--- TASKS ---
(1) Reproduce the passage on the spectral index of the excess emission between "From the flux" and "et al. 2010).", inclusive.
(2) Supply the next part of the passage on the near-infrared excess in 4U 1543−47, starting after its final sentence.

--- PROVIDED TEXT ---

:::::

From the flux of the excess above the exponential decay, the spectral index of the excess emission is estimated, and shown in the lower panel of Fig. 4 (black solid circles). In the hard state outburst decline, the spectral index of the excess is α = −0.7 ± 0.3 (see also figs 1e and 2 of Russell et al. 2013a). This is typical of optically thin synchrotron emission from the steady, compact jet. Some of the first few observations of the excess have a slightly redder spectral index; α ∼ −1.2. This is similar to what was seen in the BHXB XTE J1550 −564 – in that source the spectral index increased from α ∼ −1.5 to ∼ −0.6 in 20 d, which may result from a gradual increase in the particle energies in the flow (Russell et al. 2010).

In 4U 1543−47 we here see a much more rapid change in spectral index, converging to α ∼ −0.7 in 1–3 d.

Near the start of the outburst, no significant excess is seen, indicating a probably negligible jet contribution. However, we note that the first K-band data in the light curve were after the rapid X-ray softening seen by RXTE ASM. The IR excess during the initial hard state rise of the outburst may have therefore been missed. The ∼4 d NIR flare around MJD 52460 is however much more apparent.

:::::

[Data items]
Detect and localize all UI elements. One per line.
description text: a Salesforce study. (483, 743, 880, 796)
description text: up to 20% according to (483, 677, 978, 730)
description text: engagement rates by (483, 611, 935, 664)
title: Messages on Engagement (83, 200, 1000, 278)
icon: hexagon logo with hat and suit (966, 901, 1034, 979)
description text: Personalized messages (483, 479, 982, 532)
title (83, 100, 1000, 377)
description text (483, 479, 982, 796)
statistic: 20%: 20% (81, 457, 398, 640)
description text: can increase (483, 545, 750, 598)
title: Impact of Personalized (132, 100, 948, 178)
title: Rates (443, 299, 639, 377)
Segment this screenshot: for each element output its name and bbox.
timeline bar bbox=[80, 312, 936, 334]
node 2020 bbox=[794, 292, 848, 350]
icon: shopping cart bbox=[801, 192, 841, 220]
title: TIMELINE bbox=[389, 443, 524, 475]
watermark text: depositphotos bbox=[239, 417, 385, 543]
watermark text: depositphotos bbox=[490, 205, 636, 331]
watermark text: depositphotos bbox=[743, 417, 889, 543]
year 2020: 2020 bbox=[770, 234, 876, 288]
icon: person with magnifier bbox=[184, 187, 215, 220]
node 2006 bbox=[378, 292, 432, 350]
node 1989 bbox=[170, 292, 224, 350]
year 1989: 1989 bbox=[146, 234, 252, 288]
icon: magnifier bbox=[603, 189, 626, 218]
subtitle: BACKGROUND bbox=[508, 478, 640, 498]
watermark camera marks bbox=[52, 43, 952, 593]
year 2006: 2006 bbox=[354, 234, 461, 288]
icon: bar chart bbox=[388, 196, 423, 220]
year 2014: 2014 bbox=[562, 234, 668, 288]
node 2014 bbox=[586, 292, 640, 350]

:::::

--- REPLIES ---
(1)
From the flux of the excess above the exponential decay, the spectral index of the excess emission is estimated, and shown in the lower panel of Fig. 4 (black solid circles). In the hard state outburst decline, the spectral index of the excess is α = −0.7 ± 0.3 (see also figs 1e and 2 of Russell et al. 2013a). This is typical of optically thin synchrotron emission from the steady, compact jet. Some of the first few observations of the excess have a slightly redder spectral index; α ∼ −1.2. This is similar to what was seen in the BHXB XTE J1550 −564 – in that source the spectral index increased from α ∼ −1.5 to ∼ −0.6 in 20 d, which may result from a gradual increase in the particle energies in the flow (Russell et al. 2010).

(2)
Five K-band data points and three J-band lie clearly above the exponential decay. By subtracting the exponential decay of the disc component we measure (Fig. 4, lower panel) the spectral index of the NIR flare from these data to be α = −0.68 ± 0.23. This is also typical of optically thin synchrotron emission, and strongly suggests a brief, four day re-appearance of the compact jet in the SIMS. The extrapolation of the 2 mJy IR optically thin synchrotron spectrum to radio frequencies severely overpredicts the observed radio upper

limit, which implies the spectral break in the jet spectrum must reside somewhere in the mm to IR part of the spectrum.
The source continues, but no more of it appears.